• _Goal_
Recast the entries from the line with "List all visible" up to and including the line with "author-list: Deepesh Lekhak" as a Markdown table with the columns Row and Line. Skip blank lines and leave the pictures out.

• _Material to process_
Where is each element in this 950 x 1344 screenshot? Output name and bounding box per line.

...

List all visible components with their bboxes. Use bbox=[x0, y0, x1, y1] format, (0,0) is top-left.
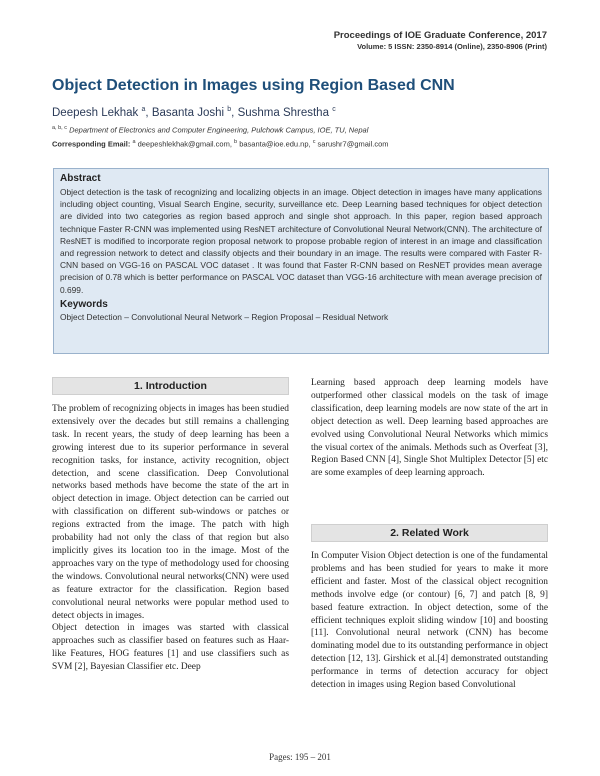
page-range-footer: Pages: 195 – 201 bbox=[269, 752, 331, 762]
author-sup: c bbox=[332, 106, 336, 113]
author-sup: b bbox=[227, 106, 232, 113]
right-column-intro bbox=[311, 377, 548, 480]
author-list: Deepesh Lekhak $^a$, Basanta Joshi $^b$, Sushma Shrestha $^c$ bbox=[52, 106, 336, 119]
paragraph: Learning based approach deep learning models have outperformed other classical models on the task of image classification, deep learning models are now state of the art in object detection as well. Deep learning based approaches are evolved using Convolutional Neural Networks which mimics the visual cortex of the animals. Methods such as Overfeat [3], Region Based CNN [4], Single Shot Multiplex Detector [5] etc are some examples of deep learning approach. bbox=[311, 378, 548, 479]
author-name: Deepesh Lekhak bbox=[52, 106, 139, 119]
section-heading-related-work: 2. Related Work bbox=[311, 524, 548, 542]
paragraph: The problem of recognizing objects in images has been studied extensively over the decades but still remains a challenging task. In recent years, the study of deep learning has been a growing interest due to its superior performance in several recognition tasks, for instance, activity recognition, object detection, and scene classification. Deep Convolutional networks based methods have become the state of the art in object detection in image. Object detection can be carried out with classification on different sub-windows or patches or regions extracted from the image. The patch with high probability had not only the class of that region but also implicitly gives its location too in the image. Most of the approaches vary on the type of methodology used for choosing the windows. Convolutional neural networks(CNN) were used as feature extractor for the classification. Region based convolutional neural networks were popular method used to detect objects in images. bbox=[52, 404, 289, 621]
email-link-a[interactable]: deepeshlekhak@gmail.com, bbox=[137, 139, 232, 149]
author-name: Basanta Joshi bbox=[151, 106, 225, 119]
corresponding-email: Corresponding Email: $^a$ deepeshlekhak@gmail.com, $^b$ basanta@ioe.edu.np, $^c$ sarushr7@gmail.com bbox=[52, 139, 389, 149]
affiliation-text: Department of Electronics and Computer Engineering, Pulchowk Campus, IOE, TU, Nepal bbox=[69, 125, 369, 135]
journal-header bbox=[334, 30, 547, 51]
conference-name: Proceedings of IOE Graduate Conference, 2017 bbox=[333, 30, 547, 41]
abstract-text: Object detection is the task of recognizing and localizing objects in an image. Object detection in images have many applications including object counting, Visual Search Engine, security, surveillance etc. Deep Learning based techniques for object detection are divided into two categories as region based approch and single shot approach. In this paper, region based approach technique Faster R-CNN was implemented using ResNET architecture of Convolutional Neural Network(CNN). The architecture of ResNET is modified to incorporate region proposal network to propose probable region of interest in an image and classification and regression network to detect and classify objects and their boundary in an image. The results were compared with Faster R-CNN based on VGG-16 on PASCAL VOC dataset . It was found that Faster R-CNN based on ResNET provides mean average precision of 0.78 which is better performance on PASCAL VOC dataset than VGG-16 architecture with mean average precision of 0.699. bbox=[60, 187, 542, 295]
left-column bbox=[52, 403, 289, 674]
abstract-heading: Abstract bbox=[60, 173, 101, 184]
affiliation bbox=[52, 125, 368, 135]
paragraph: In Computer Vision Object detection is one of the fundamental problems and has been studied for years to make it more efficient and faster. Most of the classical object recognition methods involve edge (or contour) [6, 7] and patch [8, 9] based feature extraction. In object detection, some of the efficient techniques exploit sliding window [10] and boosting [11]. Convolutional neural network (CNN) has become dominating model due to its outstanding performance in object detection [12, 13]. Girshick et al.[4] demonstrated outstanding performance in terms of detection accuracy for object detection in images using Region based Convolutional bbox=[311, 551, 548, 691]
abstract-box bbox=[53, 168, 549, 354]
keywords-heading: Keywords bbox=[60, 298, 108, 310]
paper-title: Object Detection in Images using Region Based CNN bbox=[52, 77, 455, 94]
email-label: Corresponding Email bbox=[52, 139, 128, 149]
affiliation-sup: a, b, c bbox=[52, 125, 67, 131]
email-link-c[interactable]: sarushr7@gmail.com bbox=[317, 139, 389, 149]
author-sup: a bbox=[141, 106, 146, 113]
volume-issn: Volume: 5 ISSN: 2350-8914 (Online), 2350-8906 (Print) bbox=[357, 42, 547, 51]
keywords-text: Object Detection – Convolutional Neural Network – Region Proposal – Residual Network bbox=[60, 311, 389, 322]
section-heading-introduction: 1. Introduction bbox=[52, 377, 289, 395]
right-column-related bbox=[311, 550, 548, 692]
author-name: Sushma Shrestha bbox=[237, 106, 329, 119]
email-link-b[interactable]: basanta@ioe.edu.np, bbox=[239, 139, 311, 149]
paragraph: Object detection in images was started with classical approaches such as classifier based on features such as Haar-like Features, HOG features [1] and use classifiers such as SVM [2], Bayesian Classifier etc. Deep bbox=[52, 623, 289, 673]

• _Result of this task_
| Row | Line |
|---|---|
| 1 | List all visible components with their bboxes. Use bbox=[x0, y0, x1, y1] format, (0,0) is top-left. |
| 2 | page-range-footer: Pages: 195 – 201 bbox=[269, 752, 331, 762] |
| 3 | author-sup: c bbox=[332, 106, 336, 113] |
| 4 | author-sup: b bbox=[227, 106, 232, 113] |
| 5 | right-column-intro bbox=[311, 377, 548, 480] |
| 6 | author-list: Deepesh Lekhak $^a$, Basanta Joshi $^b$, Sushma Shrestha $^c$ bbox=[52, 106, 336, 119] |